Given request — Using the data below, copy each line that includes the word "vector".

··· Provided data

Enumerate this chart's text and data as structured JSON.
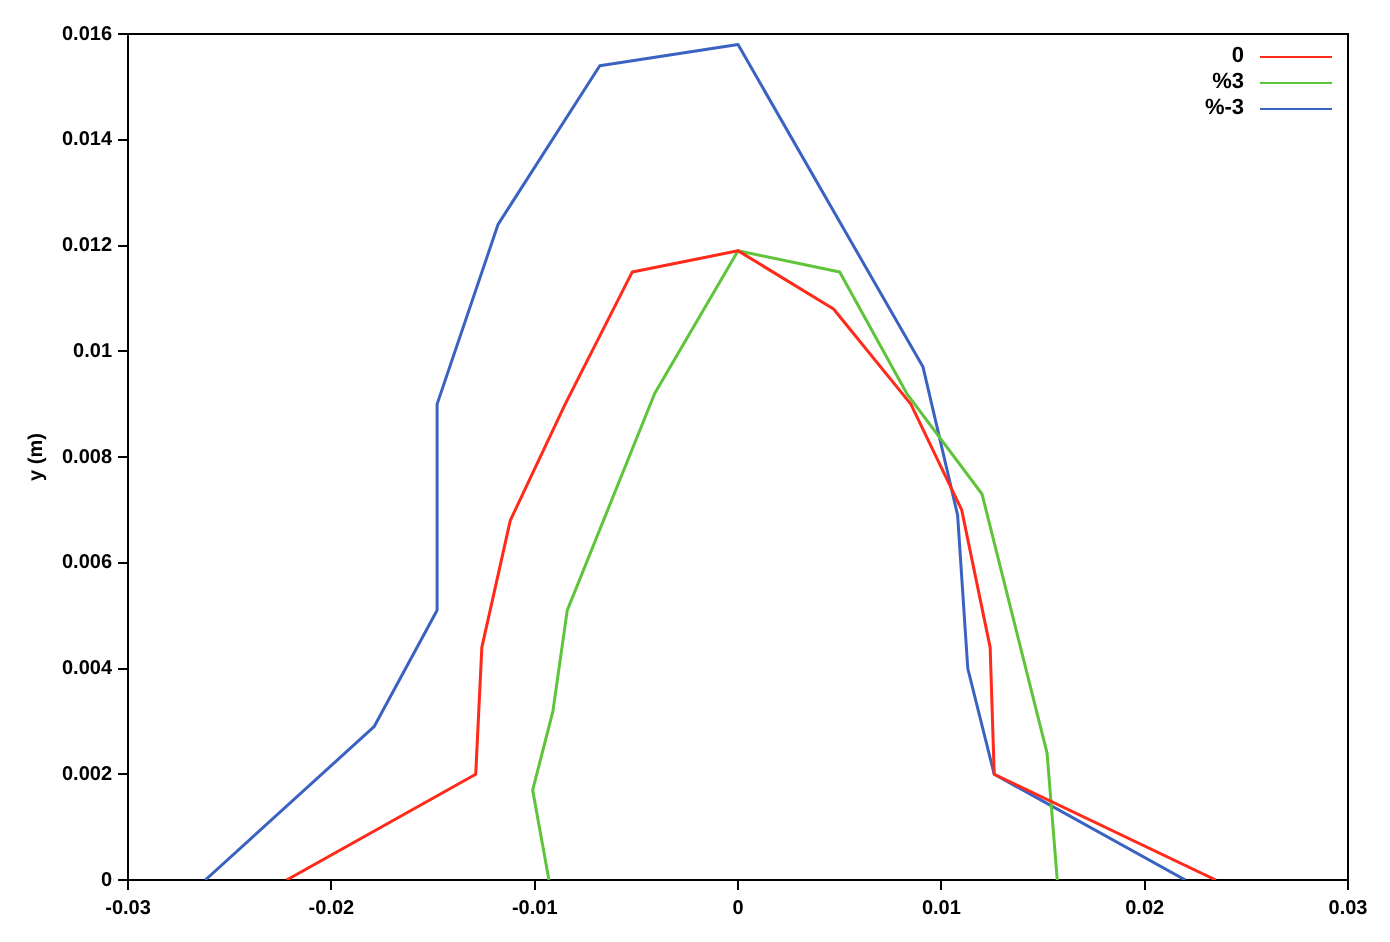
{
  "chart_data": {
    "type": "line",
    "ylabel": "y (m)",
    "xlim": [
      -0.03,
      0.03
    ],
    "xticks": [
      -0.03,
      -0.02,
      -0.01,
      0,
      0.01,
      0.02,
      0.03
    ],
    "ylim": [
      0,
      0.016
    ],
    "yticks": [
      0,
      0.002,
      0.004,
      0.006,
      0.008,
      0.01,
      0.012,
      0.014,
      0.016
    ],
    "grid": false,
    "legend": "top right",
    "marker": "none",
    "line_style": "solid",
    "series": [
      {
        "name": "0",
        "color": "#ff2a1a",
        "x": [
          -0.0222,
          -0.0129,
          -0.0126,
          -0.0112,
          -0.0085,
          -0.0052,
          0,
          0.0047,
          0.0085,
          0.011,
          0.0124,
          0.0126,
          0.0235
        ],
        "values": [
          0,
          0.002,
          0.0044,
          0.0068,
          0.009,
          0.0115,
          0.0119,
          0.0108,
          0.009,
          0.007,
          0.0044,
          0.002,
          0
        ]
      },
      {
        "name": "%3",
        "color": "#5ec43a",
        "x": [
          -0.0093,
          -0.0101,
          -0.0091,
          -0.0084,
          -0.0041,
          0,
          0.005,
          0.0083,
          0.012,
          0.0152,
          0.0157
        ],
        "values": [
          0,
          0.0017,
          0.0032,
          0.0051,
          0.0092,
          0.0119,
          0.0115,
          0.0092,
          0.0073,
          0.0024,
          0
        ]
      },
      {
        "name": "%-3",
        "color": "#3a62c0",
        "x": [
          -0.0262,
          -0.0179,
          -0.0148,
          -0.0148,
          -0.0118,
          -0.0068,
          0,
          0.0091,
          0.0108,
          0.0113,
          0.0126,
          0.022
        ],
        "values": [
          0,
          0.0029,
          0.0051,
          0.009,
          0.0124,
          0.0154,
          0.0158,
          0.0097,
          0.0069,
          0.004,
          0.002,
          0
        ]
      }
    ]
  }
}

······
··· Provided data

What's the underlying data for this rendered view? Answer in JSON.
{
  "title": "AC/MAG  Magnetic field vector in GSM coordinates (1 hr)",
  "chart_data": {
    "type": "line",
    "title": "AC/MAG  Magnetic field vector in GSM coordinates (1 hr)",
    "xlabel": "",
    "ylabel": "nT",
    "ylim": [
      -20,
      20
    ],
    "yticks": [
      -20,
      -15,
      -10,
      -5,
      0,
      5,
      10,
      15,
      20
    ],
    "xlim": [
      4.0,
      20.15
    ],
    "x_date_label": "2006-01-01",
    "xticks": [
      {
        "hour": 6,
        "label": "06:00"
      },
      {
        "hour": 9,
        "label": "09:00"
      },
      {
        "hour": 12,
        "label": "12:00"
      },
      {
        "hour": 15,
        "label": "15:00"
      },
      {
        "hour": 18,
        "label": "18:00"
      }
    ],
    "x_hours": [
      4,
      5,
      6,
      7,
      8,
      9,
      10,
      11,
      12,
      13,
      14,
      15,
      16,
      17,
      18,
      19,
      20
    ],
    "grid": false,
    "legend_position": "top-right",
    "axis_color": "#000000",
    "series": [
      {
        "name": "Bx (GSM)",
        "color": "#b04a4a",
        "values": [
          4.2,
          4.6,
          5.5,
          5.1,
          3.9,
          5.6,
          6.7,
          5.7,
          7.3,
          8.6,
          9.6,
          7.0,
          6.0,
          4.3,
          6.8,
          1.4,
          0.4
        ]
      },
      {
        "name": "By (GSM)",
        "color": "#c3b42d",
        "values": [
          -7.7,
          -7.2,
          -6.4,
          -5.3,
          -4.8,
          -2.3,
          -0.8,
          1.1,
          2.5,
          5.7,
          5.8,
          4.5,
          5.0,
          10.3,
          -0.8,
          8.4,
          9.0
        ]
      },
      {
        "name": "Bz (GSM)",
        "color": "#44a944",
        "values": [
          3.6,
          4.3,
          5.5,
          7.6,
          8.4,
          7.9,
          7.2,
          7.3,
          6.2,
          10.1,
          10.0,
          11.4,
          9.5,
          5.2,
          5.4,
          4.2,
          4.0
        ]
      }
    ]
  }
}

······
··· Provided data

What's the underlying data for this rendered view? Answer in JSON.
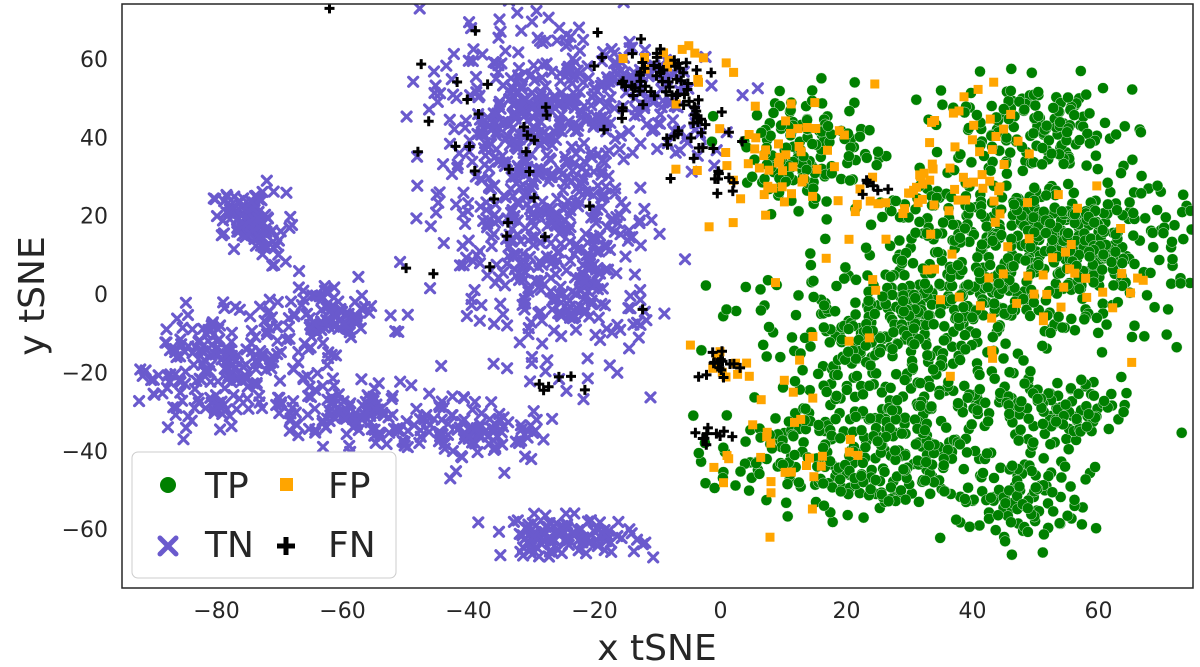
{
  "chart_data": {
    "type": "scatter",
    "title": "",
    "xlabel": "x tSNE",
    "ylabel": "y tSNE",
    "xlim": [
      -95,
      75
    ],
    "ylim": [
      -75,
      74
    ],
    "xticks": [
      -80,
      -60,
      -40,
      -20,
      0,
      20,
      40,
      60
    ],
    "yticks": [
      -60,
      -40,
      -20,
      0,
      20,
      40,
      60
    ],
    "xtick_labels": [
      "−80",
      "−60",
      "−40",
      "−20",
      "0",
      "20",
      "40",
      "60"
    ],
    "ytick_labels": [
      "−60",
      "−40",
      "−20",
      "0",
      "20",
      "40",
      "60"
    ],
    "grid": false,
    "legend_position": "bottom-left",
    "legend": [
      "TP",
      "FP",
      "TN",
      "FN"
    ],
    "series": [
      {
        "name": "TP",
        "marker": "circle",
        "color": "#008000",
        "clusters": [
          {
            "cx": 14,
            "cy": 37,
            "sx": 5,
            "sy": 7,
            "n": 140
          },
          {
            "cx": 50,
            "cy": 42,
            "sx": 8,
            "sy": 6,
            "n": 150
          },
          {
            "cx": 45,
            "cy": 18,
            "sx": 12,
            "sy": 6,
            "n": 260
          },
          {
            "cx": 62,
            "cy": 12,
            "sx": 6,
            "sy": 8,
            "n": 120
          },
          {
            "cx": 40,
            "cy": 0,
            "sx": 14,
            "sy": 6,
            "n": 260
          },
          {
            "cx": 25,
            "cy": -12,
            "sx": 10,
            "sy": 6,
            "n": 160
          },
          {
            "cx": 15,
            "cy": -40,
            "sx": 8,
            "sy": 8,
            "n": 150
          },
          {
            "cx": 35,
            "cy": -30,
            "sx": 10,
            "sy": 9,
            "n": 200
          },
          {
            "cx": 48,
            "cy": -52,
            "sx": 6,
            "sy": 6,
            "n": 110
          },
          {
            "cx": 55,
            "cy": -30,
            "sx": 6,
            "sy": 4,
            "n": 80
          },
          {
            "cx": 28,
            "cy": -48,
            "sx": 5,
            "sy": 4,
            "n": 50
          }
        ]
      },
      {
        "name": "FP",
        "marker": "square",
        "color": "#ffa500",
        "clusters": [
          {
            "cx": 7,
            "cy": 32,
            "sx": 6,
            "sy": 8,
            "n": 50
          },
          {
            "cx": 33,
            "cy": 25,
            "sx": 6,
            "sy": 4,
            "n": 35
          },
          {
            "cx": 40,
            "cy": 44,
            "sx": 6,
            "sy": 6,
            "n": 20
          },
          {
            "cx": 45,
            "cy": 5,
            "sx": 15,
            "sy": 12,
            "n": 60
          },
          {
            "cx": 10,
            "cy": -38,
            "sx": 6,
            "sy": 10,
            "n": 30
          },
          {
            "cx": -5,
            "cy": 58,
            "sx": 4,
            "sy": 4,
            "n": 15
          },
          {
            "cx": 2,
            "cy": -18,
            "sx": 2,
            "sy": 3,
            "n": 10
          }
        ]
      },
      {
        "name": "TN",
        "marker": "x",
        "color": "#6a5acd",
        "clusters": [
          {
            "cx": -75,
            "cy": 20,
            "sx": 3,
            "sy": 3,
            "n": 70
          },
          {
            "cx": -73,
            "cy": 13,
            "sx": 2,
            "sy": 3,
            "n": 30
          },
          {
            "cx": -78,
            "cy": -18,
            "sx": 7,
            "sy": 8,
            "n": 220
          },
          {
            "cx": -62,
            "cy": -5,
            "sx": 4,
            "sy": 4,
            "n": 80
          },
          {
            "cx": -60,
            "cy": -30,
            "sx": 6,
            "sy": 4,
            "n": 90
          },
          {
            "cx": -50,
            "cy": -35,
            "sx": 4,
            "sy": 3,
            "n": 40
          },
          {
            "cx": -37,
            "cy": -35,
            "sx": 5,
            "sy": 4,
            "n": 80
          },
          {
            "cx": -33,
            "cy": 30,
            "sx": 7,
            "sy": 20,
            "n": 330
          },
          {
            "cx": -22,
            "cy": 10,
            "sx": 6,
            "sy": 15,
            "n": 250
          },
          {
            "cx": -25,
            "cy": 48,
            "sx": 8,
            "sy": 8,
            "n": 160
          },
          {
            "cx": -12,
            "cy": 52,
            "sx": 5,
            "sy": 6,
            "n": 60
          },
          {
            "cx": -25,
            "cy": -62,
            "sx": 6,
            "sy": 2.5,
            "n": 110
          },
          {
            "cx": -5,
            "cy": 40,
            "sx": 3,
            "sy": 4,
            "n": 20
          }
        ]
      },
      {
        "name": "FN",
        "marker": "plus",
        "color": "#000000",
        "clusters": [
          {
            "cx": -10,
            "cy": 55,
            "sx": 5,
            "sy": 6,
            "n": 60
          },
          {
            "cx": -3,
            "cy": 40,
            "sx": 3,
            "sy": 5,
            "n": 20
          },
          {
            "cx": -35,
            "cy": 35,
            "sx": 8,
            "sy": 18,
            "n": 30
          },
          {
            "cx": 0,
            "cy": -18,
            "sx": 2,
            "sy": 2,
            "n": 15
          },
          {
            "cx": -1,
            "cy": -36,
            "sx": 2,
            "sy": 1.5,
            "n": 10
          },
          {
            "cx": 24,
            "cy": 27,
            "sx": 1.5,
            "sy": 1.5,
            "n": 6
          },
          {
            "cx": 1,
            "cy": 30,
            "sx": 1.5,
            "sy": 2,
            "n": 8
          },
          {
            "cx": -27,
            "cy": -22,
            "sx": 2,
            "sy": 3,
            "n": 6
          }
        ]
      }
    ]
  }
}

······

The response —
  "title": "AC/MAG  Magnetic field vector in GSM coordinates (1 hr)",
    "title": "AC/MAG  Magnetic field vector in GSM coordinates (1 hr)",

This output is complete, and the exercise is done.